[START OF Data provided]

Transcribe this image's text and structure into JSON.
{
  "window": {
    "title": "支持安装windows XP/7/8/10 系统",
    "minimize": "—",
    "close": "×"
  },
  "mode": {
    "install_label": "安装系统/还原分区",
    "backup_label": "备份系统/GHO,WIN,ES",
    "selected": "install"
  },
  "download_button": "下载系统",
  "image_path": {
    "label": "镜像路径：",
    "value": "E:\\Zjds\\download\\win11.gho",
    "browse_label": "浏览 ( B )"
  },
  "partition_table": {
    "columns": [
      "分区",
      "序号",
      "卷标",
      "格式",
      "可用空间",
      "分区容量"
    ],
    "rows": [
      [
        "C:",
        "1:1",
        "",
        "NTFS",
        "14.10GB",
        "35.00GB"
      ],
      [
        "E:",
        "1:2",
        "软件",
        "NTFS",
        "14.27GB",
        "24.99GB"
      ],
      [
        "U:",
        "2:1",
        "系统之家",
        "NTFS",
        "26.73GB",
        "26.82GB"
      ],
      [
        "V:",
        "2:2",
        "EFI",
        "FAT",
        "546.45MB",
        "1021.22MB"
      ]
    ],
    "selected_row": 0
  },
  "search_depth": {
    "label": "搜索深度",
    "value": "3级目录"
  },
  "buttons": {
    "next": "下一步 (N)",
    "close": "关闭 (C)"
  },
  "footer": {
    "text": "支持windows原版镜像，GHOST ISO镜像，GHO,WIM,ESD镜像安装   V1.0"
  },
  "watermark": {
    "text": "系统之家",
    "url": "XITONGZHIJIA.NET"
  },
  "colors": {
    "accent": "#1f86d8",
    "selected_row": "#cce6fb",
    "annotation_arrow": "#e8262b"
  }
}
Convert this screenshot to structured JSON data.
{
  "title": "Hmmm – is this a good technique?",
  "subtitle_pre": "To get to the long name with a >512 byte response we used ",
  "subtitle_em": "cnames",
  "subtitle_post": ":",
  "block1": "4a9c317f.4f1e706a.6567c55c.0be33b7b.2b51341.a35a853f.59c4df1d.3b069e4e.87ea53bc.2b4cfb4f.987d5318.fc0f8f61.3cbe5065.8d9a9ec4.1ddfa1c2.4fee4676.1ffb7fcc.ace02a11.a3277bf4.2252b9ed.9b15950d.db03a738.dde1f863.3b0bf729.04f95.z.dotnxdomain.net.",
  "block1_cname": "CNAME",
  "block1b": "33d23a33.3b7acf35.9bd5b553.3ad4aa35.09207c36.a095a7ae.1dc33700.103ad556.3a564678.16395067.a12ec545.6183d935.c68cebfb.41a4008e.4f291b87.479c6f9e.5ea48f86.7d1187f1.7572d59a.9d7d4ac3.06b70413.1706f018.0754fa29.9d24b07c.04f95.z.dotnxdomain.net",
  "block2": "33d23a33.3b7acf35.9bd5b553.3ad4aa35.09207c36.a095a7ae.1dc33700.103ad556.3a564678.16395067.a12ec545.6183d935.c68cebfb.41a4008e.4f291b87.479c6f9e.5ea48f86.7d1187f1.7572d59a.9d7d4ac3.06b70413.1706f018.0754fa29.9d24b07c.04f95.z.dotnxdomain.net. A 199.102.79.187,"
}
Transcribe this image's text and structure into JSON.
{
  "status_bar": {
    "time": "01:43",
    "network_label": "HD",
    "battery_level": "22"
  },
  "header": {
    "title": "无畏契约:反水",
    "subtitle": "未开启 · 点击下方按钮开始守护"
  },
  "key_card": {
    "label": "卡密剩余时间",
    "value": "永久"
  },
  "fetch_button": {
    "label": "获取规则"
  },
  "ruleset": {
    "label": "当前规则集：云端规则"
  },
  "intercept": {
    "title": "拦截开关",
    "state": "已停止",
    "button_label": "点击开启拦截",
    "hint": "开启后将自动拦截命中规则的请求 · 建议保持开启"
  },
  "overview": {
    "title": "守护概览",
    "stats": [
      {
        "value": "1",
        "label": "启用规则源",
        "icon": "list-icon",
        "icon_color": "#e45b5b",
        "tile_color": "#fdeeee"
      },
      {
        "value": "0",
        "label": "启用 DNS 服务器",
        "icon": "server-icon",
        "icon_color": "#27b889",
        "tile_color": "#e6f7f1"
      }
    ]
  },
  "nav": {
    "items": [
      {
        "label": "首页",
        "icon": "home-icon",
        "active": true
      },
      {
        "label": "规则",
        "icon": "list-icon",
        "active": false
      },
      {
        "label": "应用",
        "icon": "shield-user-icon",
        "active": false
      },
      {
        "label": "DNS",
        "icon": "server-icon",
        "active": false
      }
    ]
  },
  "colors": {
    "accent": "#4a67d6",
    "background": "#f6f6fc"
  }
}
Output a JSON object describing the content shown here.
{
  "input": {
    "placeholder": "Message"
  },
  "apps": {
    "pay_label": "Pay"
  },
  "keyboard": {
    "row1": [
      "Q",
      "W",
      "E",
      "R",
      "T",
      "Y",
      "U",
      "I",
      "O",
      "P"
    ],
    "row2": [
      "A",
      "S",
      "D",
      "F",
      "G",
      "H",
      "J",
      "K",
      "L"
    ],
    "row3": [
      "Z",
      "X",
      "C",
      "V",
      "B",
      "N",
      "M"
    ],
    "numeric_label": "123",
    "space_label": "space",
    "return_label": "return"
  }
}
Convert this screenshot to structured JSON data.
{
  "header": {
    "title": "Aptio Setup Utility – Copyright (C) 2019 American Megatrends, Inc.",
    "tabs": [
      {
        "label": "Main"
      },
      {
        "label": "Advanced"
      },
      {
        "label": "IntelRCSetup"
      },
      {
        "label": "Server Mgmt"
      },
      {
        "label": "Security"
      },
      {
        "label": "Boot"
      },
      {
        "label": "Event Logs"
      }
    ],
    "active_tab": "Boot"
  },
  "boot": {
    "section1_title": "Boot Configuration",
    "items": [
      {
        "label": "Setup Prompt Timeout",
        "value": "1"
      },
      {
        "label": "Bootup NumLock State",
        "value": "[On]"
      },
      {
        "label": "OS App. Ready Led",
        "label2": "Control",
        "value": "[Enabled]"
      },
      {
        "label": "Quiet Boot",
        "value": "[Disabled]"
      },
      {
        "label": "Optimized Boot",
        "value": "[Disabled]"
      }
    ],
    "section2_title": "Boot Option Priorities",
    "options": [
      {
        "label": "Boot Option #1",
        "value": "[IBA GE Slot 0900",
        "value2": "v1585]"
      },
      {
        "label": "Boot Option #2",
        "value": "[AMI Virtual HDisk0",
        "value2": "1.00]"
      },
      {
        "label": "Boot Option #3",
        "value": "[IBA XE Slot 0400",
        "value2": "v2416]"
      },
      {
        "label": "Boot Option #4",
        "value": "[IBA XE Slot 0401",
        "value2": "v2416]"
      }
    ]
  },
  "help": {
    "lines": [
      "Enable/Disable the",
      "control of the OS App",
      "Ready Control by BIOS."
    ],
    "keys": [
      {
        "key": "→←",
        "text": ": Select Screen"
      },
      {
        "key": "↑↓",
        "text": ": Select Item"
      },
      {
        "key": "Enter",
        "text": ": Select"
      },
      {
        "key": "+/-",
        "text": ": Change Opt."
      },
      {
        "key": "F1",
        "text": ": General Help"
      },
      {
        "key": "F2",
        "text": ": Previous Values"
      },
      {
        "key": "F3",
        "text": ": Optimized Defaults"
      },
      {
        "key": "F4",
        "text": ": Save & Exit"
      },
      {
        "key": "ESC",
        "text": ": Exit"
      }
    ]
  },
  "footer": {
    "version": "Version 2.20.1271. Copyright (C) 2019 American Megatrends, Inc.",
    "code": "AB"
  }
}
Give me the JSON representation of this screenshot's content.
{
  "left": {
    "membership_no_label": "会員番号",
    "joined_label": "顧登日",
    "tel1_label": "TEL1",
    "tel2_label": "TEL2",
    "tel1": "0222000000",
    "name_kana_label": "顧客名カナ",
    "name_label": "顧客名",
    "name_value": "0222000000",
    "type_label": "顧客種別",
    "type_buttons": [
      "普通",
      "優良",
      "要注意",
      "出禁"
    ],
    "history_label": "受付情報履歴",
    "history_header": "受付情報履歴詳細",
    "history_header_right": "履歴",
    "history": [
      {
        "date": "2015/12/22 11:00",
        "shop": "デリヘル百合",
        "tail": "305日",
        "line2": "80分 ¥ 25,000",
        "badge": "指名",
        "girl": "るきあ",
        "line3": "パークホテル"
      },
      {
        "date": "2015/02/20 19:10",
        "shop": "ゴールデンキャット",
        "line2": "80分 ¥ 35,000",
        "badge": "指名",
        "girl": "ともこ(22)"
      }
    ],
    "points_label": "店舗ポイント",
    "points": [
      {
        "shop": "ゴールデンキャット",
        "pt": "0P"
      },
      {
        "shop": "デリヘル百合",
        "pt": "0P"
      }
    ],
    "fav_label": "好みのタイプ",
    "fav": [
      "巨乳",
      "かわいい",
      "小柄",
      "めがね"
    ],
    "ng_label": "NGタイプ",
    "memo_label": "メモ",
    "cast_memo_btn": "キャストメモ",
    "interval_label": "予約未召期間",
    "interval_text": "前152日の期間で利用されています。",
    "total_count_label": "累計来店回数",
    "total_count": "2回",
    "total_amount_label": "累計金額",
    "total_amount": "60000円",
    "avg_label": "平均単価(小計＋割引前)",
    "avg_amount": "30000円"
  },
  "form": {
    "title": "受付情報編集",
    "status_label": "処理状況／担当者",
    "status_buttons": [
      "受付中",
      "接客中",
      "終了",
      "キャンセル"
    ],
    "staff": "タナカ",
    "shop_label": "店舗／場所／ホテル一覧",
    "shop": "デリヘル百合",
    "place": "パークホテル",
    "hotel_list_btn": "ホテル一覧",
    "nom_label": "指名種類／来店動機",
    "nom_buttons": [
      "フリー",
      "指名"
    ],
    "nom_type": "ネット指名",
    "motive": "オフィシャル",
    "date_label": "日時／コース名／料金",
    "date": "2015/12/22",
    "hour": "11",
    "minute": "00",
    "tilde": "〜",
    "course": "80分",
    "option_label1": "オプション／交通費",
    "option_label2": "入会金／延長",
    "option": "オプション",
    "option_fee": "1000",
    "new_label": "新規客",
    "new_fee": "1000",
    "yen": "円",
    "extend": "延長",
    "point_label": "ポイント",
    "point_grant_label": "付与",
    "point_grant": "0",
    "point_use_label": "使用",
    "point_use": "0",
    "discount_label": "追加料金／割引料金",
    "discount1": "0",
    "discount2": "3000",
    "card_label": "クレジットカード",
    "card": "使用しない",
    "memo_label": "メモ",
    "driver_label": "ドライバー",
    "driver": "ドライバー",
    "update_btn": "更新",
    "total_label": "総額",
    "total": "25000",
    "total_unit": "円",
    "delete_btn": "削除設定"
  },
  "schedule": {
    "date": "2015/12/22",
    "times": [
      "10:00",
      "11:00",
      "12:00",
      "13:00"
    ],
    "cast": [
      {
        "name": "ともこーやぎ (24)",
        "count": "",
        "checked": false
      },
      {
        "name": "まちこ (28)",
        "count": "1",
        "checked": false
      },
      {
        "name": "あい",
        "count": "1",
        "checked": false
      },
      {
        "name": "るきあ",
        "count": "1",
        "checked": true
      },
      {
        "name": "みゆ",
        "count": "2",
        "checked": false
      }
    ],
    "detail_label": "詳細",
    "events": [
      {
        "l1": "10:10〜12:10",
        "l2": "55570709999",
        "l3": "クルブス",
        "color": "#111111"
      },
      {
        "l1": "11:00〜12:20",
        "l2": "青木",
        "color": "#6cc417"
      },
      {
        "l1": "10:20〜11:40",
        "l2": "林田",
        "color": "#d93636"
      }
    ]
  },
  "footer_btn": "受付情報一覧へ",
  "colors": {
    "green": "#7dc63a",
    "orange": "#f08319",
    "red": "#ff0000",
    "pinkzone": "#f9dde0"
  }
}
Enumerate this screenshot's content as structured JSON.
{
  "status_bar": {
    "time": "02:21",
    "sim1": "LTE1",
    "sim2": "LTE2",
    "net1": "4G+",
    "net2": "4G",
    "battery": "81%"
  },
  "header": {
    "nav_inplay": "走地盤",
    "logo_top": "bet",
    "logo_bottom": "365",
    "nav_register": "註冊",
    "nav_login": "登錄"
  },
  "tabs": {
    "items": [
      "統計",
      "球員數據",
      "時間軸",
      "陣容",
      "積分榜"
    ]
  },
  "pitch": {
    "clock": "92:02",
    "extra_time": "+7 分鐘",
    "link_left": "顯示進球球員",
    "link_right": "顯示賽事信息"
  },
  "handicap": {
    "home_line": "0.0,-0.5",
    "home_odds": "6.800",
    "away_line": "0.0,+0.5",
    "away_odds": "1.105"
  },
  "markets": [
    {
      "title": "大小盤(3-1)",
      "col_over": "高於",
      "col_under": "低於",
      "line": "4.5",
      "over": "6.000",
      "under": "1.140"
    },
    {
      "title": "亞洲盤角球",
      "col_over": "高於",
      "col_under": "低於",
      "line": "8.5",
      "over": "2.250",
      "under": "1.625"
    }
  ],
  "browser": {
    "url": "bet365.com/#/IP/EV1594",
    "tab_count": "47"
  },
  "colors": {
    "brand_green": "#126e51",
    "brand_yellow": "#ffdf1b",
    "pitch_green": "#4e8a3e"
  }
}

[END OF Data provided]

- [Work to be completed]: Go over the data above and copy every line that has the word "American" in it.

- [Answer]:
    "title": "Aptio Setup Utility – Copyright (C) 2019 American Megatrends, Inc.",
    "version": "Version 2.20.1271. Copyright (C) 2019 American Megatrends, Inc.",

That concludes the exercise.